* **EXERCISE REQUIREMENTS**
Check each line of the entries below for the string "value"; copy every line where it appears.

* **TASK MATERIAL**
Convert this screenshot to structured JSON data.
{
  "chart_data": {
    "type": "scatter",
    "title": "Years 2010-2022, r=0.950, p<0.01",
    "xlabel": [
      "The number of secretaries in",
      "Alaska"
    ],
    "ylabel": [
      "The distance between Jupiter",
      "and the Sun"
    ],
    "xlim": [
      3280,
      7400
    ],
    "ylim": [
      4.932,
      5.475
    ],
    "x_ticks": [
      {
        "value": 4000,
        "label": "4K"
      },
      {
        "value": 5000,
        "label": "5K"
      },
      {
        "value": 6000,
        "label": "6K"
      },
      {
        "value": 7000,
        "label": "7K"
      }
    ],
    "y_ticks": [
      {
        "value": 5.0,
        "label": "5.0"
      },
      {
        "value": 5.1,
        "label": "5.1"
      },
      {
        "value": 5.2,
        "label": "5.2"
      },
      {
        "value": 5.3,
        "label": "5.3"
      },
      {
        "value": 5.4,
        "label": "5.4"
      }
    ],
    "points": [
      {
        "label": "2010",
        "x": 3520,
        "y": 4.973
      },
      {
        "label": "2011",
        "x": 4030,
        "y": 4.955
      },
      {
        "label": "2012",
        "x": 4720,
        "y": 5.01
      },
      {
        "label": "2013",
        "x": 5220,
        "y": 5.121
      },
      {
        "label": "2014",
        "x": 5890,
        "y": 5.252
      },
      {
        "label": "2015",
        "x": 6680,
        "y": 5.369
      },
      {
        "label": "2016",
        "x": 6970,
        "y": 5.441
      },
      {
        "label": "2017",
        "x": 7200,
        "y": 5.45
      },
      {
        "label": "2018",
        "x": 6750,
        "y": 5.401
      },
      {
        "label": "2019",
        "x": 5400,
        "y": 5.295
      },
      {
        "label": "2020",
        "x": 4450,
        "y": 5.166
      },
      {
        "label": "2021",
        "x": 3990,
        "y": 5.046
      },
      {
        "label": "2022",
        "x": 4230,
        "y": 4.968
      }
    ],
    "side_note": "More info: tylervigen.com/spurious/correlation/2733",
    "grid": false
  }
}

* **TASK RESPONSE**
        "value": 4000,
        "value": 5000,
        "value": 6000,
        "value": 7000,
        "value": 5.0,
        "value": 5.1,
        "value": 5.2,
        "value": 5.3,
        "value": 5.4,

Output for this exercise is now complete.